Requirement
Leaving out the pictures, transcribe all of the records faithfully.

Dataset listings of figures
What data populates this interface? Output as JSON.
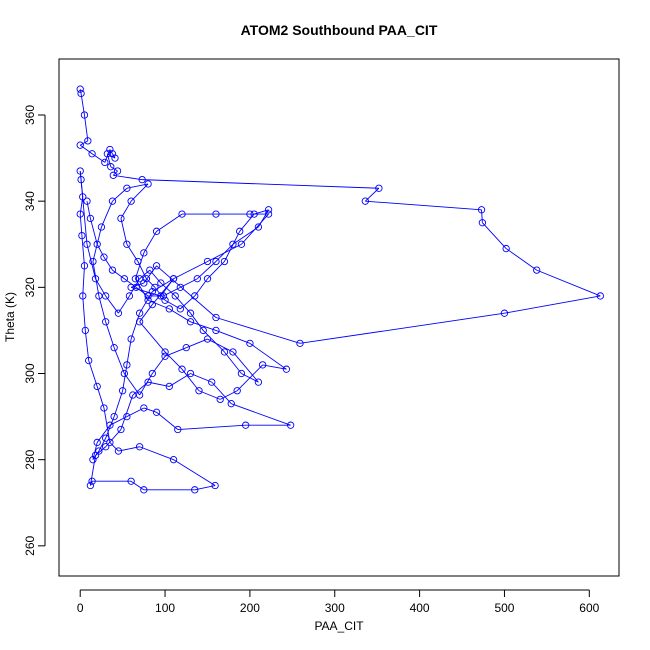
{
  "chart_data": {
    "type": "line",
    "title": "ATOM2 Southbound PAA_CIT",
    "xlabel": "PAA_CIT",
    "ylabel": "Theta (K)",
    "xlim": [
      -25,
      635
    ],
    "ylim": [
      253,
      373
    ],
    "x_ticks": [
      0,
      100,
      200,
      300,
      400,
      500,
      600
    ],
    "y_ticks": [
      260,
      280,
      300,
      320,
      340,
      360
    ],
    "grid": false,
    "legend": "none",
    "series_color": "#0000ff",
    "series": [
      {
        "values": [
          [
            0,
            366
          ],
          [
            1,
            365
          ],
          [
            5,
            360
          ],
          [
            9,
            354
          ],
          [
            0,
            353
          ],
          [
            14,
            351
          ],
          [
            29,
            349
          ],
          [
            35,
            352
          ],
          [
            38,
            351
          ],
          [
            41,
            350
          ],
          [
            32,
            351
          ],
          [
            36,
            348
          ],
          [
            44,
            347
          ],
          [
            39,
            346
          ],
          [
            73,
            345
          ],
          [
            352,
            343
          ],
          [
            336,
            340
          ],
          [
            473,
            338
          ],
          [
            474,
            335
          ],
          [
            502,
            329
          ],
          [
            538,
            324
          ],
          [
            613,
            318
          ],
          [
            500,
            314
          ],
          [
            259,
            307
          ],
          [
            160,
            313
          ],
          [
            90,
            325
          ],
          [
            75,
            321
          ],
          [
            60,
            320
          ],
          [
            95,
            318
          ],
          [
            110,
            322
          ],
          [
            85,
            316
          ],
          [
            70,
            312
          ],
          [
            100,
            305
          ],
          [
            120,
            301
          ],
          [
            140,
            296
          ],
          [
            165,
            294
          ],
          [
            185,
            296
          ],
          [
            215,
            302
          ],
          [
            243,
            301
          ],
          [
            200,
            307
          ],
          [
            160,
            310
          ],
          [
            130,
            312
          ],
          [
            105,
            315
          ],
          [
            80,
            317
          ],
          [
            65,
            322
          ],
          [
            75,
            328
          ],
          [
            90,
            333
          ],
          [
            120,
            337
          ],
          [
            160,
            337
          ],
          [
            200,
            337
          ],
          [
            222,
            337
          ],
          [
            190,
            330
          ],
          [
            150,
            326
          ],
          [
            110,
            322
          ],
          [
            85,
            319
          ],
          [
            70,
            314
          ],
          [
            60,
            308
          ],
          [
            55,
            302
          ],
          [
            50,
            296
          ],
          [
            40,
            290
          ],
          [
            30,
            285
          ],
          [
            22,
            282
          ],
          [
            15,
            280
          ],
          [
            20,
            284
          ],
          [
            35,
            288
          ],
          [
            55,
            290
          ],
          [
            75,
            292
          ],
          [
            90,
            291
          ],
          [
            115,
            287
          ],
          [
            195,
            288
          ],
          [
            248,
            288
          ],
          [
            178,
            293
          ],
          [
            155,
            298
          ],
          [
            130,
            300
          ],
          [
            105,
            297
          ],
          [
            80,
            298
          ],
          [
            62,
            295
          ],
          [
            48,
            287
          ],
          [
            30,
            283
          ],
          [
            18,
            281
          ],
          [
            12,
            274
          ],
          [
            14,
            275
          ],
          [
            60,
            275
          ],
          [
            75,
            273
          ],
          [
            135,
            273
          ],
          [
            159,
            274
          ],
          [
            110,
            280
          ],
          [
            70,
            283
          ],
          [
            45,
            282
          ],
          [
            35,
            284
          ],
          [
            28,
            292
          ],
          [
            20,
            297
          ],
          [
            10,
            303
          ],
          [
            6,
            310
          ],
          [
            3,
            318
          ],
          [
            5,
            325
          ],
          [
            2,
            332
          ],
          [
            0,
            337
          ],
          [
            3,
            341
          ],
          [
            1,
            345
          ],
          [
            0,
            347
          ],
          [
            8,
            330
          ],
          [
            18,
            322
          ],
          [
            30,
            318
          ],
          [
            45,
            314
          ],
          [
            58,
            318
          ],
          [
            70,
            322
          ],
          [
            82,
            324
          ],
          [
            95,
            321
          ],
          [
            112,
            318
          ],
          [
            130,
            314
          ],
          [
            145,
            310
          ],
          [
            170,
            305
          ],
          [
            190,
            300
          ],
          [
            210,
            298
          ],
          [
            180,
            305
          ],
          [
            150,
            308
          ],
          [
            125,
            306
          ],
          [
            100,
            304
          ],
          [
            85,
            300
          ],
          [
            70,
            295
          ],
          [
            52,
            300
          ],
          [
            40,
            306
          ],
          [
            30,
            312
          ],
          [
            22,
            318
          ],
          [
            15,
            326
          ],
          [
            25,
            334
          ],
          [
            38,
            340
          ],
          [
            55,
            343
          ],
          [
            80,
            344
          ],
          [
            60,
            340
          ],
          [
            48,
            336
          ],
          [
            55,
            330
          ],
          [
            68,
            326
          ],
          [
            78,
            322
          ],
          [
            88,
            320
          ],
          [
            100,
            317
          ],
          [
            118,
            315
          ],
          [
            135,
            318
          ],
          [
            150,
            322
          ],
          [
            170,
            326
          ],
          [
            188,
            333
          ],
          [
            205,
            337
          ],
          [
            222,
            338
          ],
          [
            210,
            334
          ],
          [
            180,
            330
          ],
          [
            160,
            326
          ],
          [
            138,
            322
          ],
          [
            118,
            320
          ],
          [
            98,
            318
          ],
          [
            80,
            318
          ],
          [
            66,
            320
          ],
          [
            52,
            322
          ],
          [
            38,
            324
          ],
          [
            28,
            327
          ],
          [
            20,
            330
          ],
          [
            12,
            336
          ],
          [
            8,
            340
          ]
        ]
      }
    ]
  }
}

Written response
What data populates this interface? Output as JSON.
{
  "chart_data": {
    "type": "line",
    "title": "ATOM2 Southbound PAA_CIT",
    "xlabel": "PAA_CIT",
    "ylabel": "Theta (K)",
    "xlim": [
      -25,
      635
    ],
    "ylim": [
      253,
      373
    ],
    "x_ticks": [
      0,
      100,
      200,
      300,
      400,
      500,
      600
    ],
    "y_ticks": [
      260,
      280,
      300,
      320,
      340,
      360
    ],
    "grid": false,
    "legend": "none",
    "series_color": "#0000ff",
    "series": [
      {
        "values": [
          [
            0,
            366
          ],
          [
            1,
            365
          ],
          [
            5,
            360
          ],
          [
            9,
            354
          ],
          [
            0,
            353
          ],
          [
            14,
            351
          ],
          [
            29,
            349
          ],
          [
            35,
            352
          ],
          [
            38,
            351
          ],
          [
            41,
            350
          ],
          [
            32,
            351
          ],
          [
            36,
            348
          ],
          [
            44,
            347
          ],
          [
            39,
            346
          ],
          [
            73,
            345
          ],
          [
            352,
            343
          ],
          [
            336,
            340
          ],
          [
            473,
            338
          ],
          [
            474,
            335
          ],
          [
            502,
            329
          ],
          [
            538,
            324
          ],
          [
            613,
            318
          ],
          [
            500,
            314
          ],
          [
            259,
            307
          ],
          [
            160,
            313
          ],
          [
            90,
            325
          ],
          [
            75,
            321
          ],
          [
            60,
            320
          ],
          [
            95,
            318
          ],
          [
            110,
            322
          ],
          [
            85,
            316
          ],
          [
            70,
            312
          ],
          [
            100,
            305
          ],
          [
            120,
            301
          ],
          [
            140,
            296
          ],
          [
            165,
            294
          ],
          [
            185,
            296
          ],
          [
            215,
            302
          ],
          [
            243,
            301
          ],
          [
            200,
            307
          ],
          [
            160,
            310
          ],
          [
            130,
            312
          ],
          [
            105,
            315
          ],
          [
            80,
            317
          ],
          [
            65,
            322
          ],
          [
            75,
            328
          ],
          [
            90,
            333
          ],
          [
            120,
            337
          ],
          [
            160,
            337
          ],
          [
            200,
            337
          ],
          [
            222,
            337
          ],
          [
            190,
            330
          ],
          [
            150,
            326
          ],
          [
            110,
            322
          ],
          [
            85,
            319
          ],
          [
            70,
            314
          ],
          [
            60,
            308
          ],
          [
            55,
            302
          ],
          [
            50,
            296
          ],
          [
            40,
            290
          ],
          [
            30,
            285
          ],
          [
            22,
            282
          ],
          [
            15,
            280
          ],
          [
            20,
            284
          ],
          [
            35,
            288
          ],
          [
            55,
            290
          ],
          [
            75,
            292
          ],
          [
            90,
            291
          ],
          [
            115,
            287
          ],
          [
            195,
            288
          ],
          [
            248,
            288
          ],
          [
            178,
            293
          ],
          [
            155,
            298
          ],
          [
            130,
            300
          ],
          [
            105,
            297
          ],
          [
            80,
            298
          ],
          [
            62,
            295
          ],
          [
            48,
            287
          ],
          [
            30,
            283
          ],
          [
            18,
            281
          ],
          [
            12,
            274
          ],
          [
            14,
            275
          ],
          [
            60,
            275
          ],
          [
            75,
            273
          ],
          [
            135,
            273
          ],
          [
            159,
            274
          ],
          [
            110,
            280
          ],
          [
            70,
            283
          ],
          [
            45,
            282
          ],
          [
            35,
            284
          ],
          [
            28,
            292
          ],
          [
            20,
            297
          ],
          [
            10,
            303
          ],
          [
            6,
            310
          ],
          [
            3,
            318
          ],
          [
            5,
            325
          ],
          [
            2,
            332
          ],
          [
            0,
            337
          ],
          [
            3,
            341
          ],
          [
            1,
            345
          ],
          [
            0,
            347
          ],
          [
            8,
            330
          ],
          [
            18,
            322
          ],
          [
            30,
            318
          ],
          [
            45,
            314
          ],
          [
            58,
            318
          ],
          [
            70,
            322
          ],
          [
            82,
            324
          ],
          [
            95,
            321
          ],
          [
            112,
            318
          ],
          [
            130,
            314
          ],
          [
            145,
            310
          ],
          [
            170,
            305
          ],
          [
            190,
            300
          ],
          [
            210,
            298
          ],
          [
            180,
            305
          ],
          [
            150,
            308
          ],
          [
            125,
            306
          ],
          [
            100,
            304
          ],
          [
            85,
            300
          ],
          [
            70,
            295
          ],
          [
            52,
            300
          ],
          [
            40,
            306
          ],
          [
            30,
            312
          ],
          [
            22,
            318
          ],
          [
            15,
            326
          ],
          [
            25,
            334
          ],
          [
            38,
            340
          ],
          [
            55,
            343
          ],
          [
            80,
            344
          ],
          [
            60,
            340
          ],
          [
            48,
            336
          ],
          [
            55,
            330
          ],
          [
            68,
            326
          ],
          [
            78,
            322
          ],
          [
            88,
            320
          ],
          [
            100,
            317
          ],
          [
            118,
            315
          ],
          [
            135,
            318
          ],
          [
            150,
            322
          ],
          [
            170,
            326
          ],
          [
            188,
            333
          ],
          [
            205,
            337
          ],
          [
            222,
            338
          ],
          [
            210,
            334
          ],
          [
            180,
            330
          ],
          [
            160,
            326
          ],
          [
            138,
            322
          ],
          [
            118,
            320
          ],
          [
            98,
            318
          ],
          [
            80,
            318
          ],
          [
            66,
            320
          ],
          [
            52,
            322
          ],
          [
            38,
            324
          ],
          [
            28,
            327
          ],
          [
            20,
            330
          ],
          [
            12,
            336
          ],
          [
            8,
            340
          ]
        ]
      }
    ]
  }
}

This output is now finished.